Description of the task =>
Filter the entries that follow, copying every line in which the word "this" appears.

Record excerpts =>

• • •

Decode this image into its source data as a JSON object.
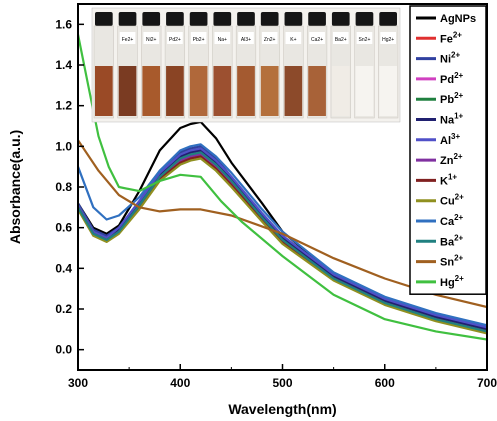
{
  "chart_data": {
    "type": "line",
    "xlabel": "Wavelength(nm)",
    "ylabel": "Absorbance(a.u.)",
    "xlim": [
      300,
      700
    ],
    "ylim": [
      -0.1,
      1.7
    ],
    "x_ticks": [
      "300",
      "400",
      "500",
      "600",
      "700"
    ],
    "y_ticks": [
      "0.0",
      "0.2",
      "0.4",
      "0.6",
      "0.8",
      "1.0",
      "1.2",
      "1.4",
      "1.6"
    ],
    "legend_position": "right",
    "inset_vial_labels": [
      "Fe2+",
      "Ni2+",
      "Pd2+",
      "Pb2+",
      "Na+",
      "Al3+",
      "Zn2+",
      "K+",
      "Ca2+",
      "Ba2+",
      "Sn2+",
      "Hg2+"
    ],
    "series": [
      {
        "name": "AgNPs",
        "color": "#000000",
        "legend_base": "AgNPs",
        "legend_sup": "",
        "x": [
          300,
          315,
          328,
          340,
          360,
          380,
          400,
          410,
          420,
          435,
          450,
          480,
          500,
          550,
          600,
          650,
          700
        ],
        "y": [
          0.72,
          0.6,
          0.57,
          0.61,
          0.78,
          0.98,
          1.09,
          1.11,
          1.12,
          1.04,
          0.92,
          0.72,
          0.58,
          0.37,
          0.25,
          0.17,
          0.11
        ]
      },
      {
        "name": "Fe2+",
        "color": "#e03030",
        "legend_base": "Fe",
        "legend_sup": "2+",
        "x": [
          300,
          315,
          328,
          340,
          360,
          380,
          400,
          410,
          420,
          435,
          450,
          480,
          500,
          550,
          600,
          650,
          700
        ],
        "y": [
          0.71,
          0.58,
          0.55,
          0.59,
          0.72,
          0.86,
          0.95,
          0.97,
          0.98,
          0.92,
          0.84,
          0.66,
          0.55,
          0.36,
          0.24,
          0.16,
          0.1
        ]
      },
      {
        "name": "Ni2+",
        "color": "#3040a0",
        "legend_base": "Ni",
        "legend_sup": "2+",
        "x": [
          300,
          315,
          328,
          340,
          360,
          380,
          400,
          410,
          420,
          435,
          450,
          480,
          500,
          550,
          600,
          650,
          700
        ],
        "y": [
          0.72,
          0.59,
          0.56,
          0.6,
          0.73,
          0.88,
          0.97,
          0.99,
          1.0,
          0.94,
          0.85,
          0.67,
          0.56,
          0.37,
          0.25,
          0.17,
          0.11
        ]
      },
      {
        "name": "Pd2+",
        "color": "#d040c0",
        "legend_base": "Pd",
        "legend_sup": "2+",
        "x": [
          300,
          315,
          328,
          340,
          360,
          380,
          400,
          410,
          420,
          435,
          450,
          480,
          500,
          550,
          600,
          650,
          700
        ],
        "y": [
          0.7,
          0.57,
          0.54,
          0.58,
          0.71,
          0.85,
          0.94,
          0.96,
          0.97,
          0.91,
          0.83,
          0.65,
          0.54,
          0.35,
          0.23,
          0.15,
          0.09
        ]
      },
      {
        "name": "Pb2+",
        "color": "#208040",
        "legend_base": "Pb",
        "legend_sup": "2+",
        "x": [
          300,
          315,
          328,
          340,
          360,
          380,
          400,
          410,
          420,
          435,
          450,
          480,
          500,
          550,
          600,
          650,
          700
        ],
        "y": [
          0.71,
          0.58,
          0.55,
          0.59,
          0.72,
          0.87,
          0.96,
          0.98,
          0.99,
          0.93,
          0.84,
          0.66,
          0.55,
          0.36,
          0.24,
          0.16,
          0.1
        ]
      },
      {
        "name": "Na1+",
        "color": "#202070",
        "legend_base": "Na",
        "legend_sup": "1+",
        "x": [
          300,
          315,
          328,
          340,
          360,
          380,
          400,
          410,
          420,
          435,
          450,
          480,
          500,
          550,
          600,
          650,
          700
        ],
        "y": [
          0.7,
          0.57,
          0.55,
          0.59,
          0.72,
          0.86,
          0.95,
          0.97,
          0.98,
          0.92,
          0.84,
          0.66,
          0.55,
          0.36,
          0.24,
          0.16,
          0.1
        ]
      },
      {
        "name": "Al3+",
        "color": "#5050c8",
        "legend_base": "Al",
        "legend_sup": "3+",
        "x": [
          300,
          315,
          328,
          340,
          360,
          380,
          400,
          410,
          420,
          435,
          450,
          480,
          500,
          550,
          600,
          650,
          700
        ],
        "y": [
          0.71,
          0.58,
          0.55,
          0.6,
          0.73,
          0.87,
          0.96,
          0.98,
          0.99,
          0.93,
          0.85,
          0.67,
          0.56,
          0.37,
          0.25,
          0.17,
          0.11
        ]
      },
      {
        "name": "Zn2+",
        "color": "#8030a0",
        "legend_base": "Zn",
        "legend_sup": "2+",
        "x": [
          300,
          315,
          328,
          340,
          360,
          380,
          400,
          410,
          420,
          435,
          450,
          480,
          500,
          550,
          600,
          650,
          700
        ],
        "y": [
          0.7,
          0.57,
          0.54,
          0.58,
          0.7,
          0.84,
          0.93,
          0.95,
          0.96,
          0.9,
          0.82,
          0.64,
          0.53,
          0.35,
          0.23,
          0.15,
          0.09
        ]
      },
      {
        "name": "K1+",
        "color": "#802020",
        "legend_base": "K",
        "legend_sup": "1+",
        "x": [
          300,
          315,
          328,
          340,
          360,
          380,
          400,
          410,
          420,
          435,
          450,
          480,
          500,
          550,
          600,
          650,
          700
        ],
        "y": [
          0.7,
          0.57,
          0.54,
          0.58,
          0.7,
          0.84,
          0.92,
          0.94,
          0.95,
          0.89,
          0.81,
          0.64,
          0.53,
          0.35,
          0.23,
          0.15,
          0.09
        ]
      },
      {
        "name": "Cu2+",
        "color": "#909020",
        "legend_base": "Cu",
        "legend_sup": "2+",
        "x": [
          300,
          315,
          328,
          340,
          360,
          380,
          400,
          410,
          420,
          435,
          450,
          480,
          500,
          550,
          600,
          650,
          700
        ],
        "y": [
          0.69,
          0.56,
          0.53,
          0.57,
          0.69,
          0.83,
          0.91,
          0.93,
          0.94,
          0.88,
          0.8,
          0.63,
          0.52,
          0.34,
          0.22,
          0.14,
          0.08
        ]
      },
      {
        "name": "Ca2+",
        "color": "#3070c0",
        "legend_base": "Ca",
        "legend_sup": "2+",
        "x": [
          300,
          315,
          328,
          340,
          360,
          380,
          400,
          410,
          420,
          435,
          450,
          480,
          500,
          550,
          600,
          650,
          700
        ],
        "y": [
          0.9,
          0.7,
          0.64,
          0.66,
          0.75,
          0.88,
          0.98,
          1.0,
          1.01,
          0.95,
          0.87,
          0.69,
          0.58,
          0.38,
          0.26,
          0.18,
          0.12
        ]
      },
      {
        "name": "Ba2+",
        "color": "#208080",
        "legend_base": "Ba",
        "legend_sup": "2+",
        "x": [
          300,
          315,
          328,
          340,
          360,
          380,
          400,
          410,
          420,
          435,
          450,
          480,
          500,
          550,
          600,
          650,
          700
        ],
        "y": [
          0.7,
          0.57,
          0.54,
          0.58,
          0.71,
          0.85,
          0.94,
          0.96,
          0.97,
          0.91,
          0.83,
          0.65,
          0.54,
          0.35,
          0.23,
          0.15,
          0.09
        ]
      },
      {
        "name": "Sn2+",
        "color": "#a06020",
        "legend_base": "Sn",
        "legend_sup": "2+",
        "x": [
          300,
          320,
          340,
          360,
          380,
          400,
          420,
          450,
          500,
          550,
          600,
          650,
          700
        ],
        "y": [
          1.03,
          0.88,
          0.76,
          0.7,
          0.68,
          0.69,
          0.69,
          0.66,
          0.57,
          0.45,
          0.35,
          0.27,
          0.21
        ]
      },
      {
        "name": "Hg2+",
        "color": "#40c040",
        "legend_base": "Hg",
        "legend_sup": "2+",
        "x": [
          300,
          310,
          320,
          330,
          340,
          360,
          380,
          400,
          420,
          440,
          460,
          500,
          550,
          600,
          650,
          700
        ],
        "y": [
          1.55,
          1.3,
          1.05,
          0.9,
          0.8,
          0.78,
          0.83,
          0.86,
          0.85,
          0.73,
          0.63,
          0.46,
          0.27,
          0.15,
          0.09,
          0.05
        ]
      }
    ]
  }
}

• • •

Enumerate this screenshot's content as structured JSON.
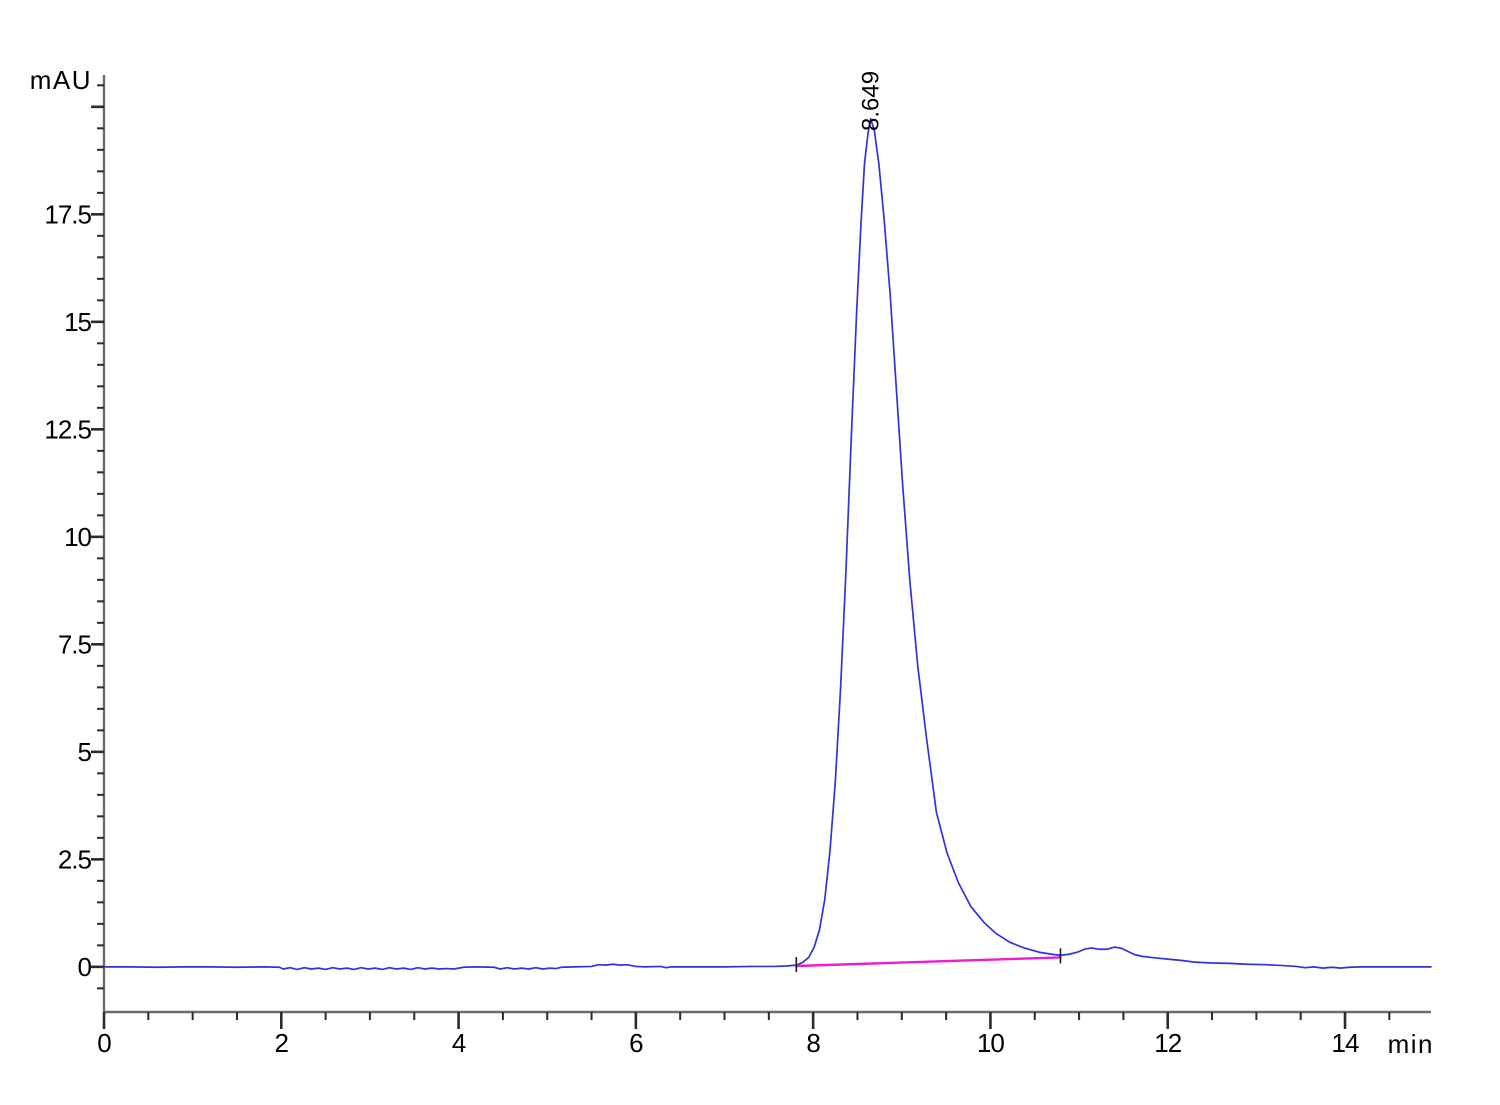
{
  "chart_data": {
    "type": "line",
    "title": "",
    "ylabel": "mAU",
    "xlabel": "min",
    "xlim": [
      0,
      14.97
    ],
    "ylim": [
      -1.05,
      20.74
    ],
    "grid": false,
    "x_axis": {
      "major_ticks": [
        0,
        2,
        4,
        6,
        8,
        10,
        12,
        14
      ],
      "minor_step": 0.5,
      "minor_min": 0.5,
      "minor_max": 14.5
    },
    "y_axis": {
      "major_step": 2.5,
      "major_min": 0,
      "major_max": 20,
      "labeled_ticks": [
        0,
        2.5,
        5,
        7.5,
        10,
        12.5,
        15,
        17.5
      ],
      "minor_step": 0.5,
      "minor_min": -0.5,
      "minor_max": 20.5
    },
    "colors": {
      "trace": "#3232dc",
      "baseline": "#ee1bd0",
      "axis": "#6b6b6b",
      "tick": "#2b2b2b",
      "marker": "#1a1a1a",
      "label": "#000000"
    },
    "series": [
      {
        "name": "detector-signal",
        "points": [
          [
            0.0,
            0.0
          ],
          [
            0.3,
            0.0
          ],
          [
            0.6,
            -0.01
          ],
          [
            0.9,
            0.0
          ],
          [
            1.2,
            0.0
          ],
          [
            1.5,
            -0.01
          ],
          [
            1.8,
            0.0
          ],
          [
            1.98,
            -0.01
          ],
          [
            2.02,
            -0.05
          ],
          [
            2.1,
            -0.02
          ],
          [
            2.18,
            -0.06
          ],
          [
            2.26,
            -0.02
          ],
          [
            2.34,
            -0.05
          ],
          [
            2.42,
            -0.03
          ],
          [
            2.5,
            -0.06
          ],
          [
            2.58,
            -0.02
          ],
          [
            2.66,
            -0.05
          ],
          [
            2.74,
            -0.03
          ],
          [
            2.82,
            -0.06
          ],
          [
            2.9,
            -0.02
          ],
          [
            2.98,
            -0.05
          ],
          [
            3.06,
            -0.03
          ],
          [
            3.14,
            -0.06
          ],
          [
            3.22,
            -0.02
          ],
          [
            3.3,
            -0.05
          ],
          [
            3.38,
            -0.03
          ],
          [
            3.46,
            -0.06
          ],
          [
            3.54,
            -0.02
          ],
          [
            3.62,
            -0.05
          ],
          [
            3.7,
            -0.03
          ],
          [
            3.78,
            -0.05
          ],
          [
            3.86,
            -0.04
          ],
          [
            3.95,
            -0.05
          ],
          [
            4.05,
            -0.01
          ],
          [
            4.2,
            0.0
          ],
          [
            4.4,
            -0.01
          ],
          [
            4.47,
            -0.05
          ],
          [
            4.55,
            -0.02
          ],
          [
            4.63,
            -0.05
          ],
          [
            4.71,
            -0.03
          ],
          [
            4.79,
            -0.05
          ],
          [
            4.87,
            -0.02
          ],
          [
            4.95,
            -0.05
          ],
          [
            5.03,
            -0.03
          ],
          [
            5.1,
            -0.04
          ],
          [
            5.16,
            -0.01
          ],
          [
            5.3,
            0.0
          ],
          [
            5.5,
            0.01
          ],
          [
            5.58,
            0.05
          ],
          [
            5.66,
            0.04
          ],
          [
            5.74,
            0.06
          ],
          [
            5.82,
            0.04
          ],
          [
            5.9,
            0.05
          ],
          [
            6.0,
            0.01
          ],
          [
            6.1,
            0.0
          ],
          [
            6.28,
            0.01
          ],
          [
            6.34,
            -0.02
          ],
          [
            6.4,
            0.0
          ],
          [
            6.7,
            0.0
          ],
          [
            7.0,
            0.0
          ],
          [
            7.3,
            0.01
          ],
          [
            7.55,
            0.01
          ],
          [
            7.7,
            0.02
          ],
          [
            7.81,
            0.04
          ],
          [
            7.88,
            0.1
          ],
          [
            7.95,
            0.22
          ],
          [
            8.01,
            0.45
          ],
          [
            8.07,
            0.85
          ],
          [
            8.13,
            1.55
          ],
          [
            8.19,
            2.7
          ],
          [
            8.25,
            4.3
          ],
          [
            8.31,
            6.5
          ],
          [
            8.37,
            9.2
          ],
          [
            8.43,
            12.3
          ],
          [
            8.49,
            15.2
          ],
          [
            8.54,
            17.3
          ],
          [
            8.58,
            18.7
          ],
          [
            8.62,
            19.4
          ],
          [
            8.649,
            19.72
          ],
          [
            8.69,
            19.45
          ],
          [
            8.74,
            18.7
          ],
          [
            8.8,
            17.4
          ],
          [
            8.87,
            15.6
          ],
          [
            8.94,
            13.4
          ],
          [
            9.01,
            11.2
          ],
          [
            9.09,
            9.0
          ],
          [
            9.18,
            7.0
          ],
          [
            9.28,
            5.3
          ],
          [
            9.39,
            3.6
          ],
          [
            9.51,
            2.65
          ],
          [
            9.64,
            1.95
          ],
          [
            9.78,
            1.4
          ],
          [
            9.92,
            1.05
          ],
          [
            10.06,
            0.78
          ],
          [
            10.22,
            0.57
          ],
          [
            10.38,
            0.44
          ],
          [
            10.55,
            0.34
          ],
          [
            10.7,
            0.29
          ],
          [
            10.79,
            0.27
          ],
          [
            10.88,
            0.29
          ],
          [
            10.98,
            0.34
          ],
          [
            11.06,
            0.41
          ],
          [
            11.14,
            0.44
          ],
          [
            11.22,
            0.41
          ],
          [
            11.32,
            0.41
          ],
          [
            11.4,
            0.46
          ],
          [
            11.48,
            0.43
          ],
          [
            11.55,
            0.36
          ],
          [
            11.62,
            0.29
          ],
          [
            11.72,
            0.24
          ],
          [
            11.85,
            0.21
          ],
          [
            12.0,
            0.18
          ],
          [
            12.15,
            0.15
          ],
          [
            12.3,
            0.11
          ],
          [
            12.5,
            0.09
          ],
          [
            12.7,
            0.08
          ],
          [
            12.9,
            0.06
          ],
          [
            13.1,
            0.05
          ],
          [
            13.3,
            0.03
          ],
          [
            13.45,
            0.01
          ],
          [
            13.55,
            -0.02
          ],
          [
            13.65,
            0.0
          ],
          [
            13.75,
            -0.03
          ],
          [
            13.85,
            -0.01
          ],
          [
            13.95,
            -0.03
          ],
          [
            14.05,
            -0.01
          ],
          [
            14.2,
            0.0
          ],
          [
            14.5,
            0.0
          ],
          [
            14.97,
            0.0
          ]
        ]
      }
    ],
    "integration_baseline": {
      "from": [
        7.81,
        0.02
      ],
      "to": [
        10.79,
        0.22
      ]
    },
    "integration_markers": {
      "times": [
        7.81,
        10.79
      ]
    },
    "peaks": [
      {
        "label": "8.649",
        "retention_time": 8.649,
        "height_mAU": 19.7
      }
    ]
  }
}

• • •

Correct output =>
Decode this image into its source data as a JSON object.
Enumerate this screenshot's content as structured JSON.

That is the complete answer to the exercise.